Figure dataset records:
···

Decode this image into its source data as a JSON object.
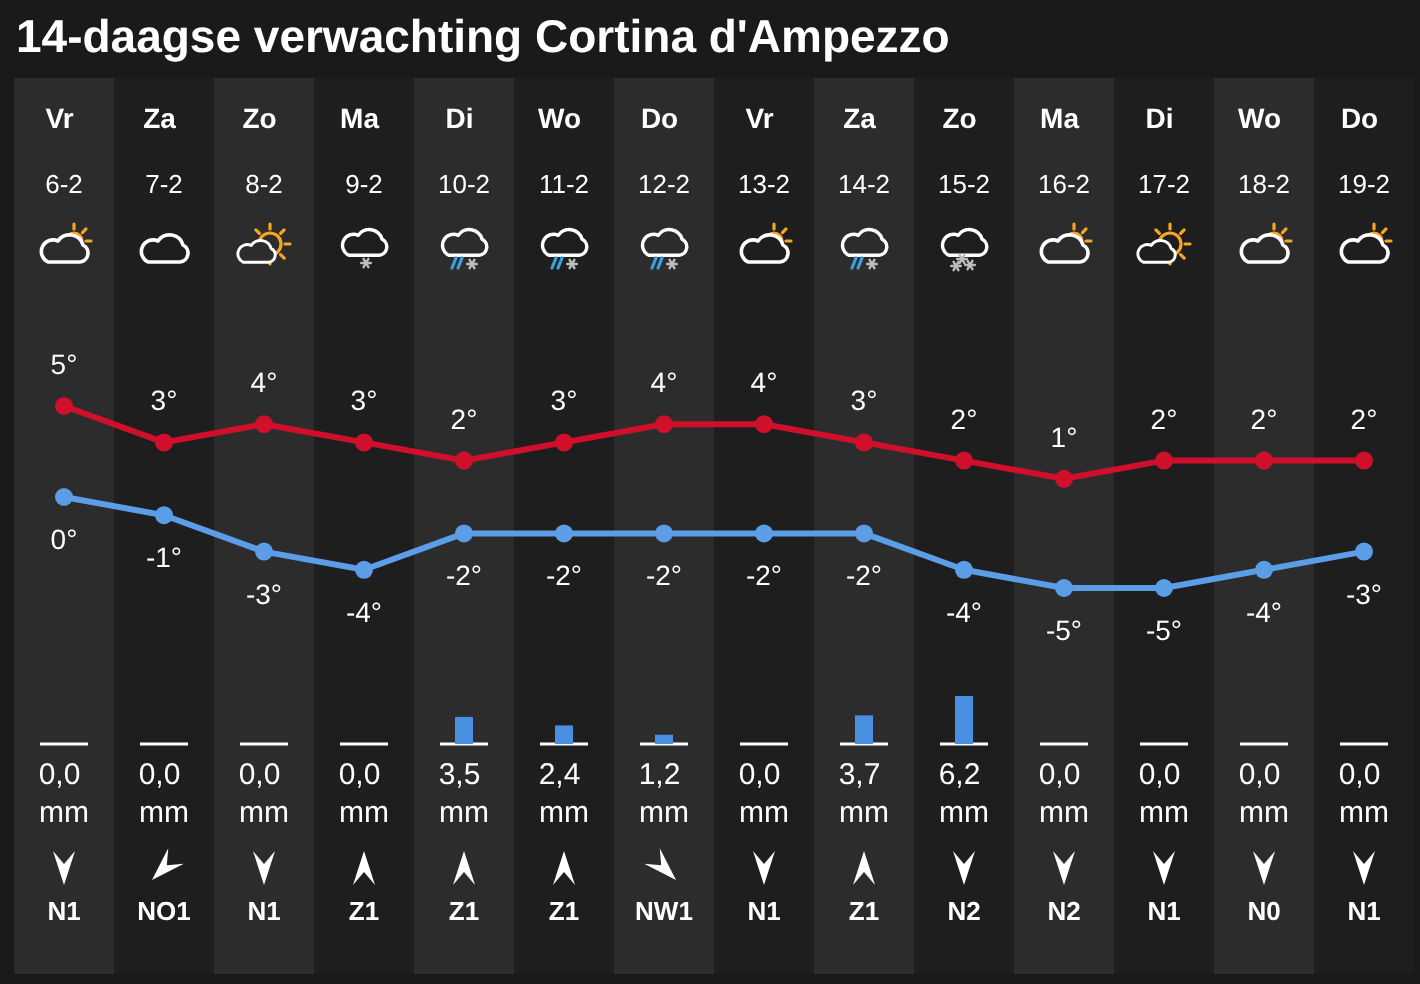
{
  "chart_data": [
    {
      "type": "line",
      "title": "14-daagse verwachting Cortina d'Ampezzo",
      "categories": [
        "Vr 6-2",
        "Za 7-2",
        "Zo 8-2",
        "Ma 9-2",
        "Di 10-2",
        "Wo 11-2",
        "Do 12-2",
        "Vr 13-2",
        "Za 14-2",
        "Zo 15-2",
        "Ma 16-2",
        "Di 17-2",
        "Wo 18-2",
        "Do 19-2"
      ],
      "series": [
        {
          "color": "#d0102b",
          "values": [
            5,
            3,
            4,
            3,
            2,
            3,
            4,
            4,
            3,
            2,
            1,
            2,
            2,
            2
          ],
          "value_labels": [
            "5°",
            "3°",
            "4°",
            "3°",
            "2°",
            "3°",
            "4°",
            "4°",
            "3°",
            "2°",
            "1°",
            "2°",
            "2°",
            "2°"
          ]
        },
        {
          "color": "#5b9de6",
          "values": [
            0,
            -1,
            -3,
            -4,
            -2,
            -2,
            -2,
            -2,
            -2,
            -4,
            -5,
            -5,
            -4,
            -3
          ],
          "value_labels": [
            "0°",
            "-1°",
            "-3°",
            "-4°",
            "-2°",
            "-2°",
            "-2°",
            "-2°",
            "-2°",
            "-4°",
            "-5°",
            "-5°",
            "-4°",
            "-3°"
          ]
        }
      ],
      "marker": "circle"
    },
    {
      "type": "bar",
      "categories": [
        null,
        null,
        null,
        null,
        null,
        null,
        null,
        null,
        null,
        null,
        null,
        null,
        null,
        null
      ],
      "color": "#4a90e2",
      "values": [
        0,
        0,
        0,
        0,
        3.5,
        2.4,
        1.2,
        0,
        3.7,
        6.2,
        0,
        0,
        0,
        0
      ],
      "value_labels": [
        "0,0 mm",
        "0,0 mm",
        "0,0 mm",
        "0,0 mm",
        "3,5 mm",
        "2,4 mm",
        "1,2 mm",
        "0,0 mm",
        "3,7 mm",
        "6,2 mm",
        "0,0 mm",
        "0,0 mm",
        "0,0 mm",
        "0,0 mm"
      ],
      "annotations": [
        "N1",
        "NO1",
        "N1",
        "Z1",
        "Z1",
        "Z1",
        "NW1",
        "N1",
        "Z1",
        "N2",
        "N2",
        "N1",
        "N0",
        "N1"
      ]
    }
  ]
}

···

▶ [Set problem] Take the listing and print it again exactly, but without any pictures.

▶ [Written solution]
Decode this image into its source data as a JSON object.
{
  "chart_data": [
    {
      "type": "line",
      "title": "14-daagse verwachting Cortina d'Ampezzo",
      "categories": [
        "Vr 6-2",
        "Za 7-2",
        "Zo 8-2",
        "Ma 9-2",
        "Di 10-2",
        "Wo 11-2",
        "Do 12-2",
        "Vr 13-2",
        "Za 14-2",
        "Zo 15-2",
        "Ma 16-2",
        "Di 17-2",
        "Wo 18-2",
        "Do 19-2"
      ],
      "series": [
        {
          "color": "#d0102b",
          "values": [
            5,
            3,
            4,
            3,
            2,
            3,
            4,
            4,
            3,
            2,
            1,
            2,
            2,
            2
          ],
          "value_labels": [
            "5°",
            "3°",
            "4°",
            "3°",
            "2°",
            "3°",
            "4°",
            "4°",
            "3°",
            "2°",
            "1°",
            "2°",
            "2°",
            "2°"
          ]
        },
        {
          "color": "#5b9de6",
          "values": [
            0,
            -1,
            -3,
            -4,
            -2,
            -2,
            -2,
            -2,
            -2,
            -4,
            -5,
            -5,
            -4,
            -3
          ],
          "value_labels": [
            "0°",
            "-1°",
            "-3°",
            "-4°",
            "-2°",
            "-2°",
            "-2°",
            "-2°",
            "-2°",
            "-4°",
            "-5°",
            "-5°",
            "-4°",
            "-3°"
          ]
        }
      ],
      "marker": "circle"
    },
    {
      "type": "bar",
      "categories": [
        null,
        null,
        null,
        null,
        null,
        null,
        null,
        null,
        null,
        null,
        null,
        null,
        null,
        null
      ],
      "color": "#4a90e2",
      "values": [
        0,
        0,
        0,
        0,
        3.5,
        2.4,
        1.2,
        0,
        3.7,
        6.2,
        0,
        0,
        0,
        0
      ],
      "value_labels": [
        "0,0 mm",
        "0,0 mm",
        "0,0 mm",
        "0,0 mm",
        "3,5 mm",
        "2,4 mm",
        "1,2 mm",
        "0,0 mm",
        "3,7 mm",
        "6,2 mm",
        "0,0 mm",
        "0,0 mm",
        "0,0 mm",
        "0,0 mm"
      ],
      "annotations": [
        "N1",
        "NO1",
        "N1",
        "Z1",
        "Z1",
        "Z1",
        "NW1",
        "N1",
        "Z1",
        "N2",
        "N2",
        "N1",
        "N0",
        "N1"
      ]
    }
  ]
}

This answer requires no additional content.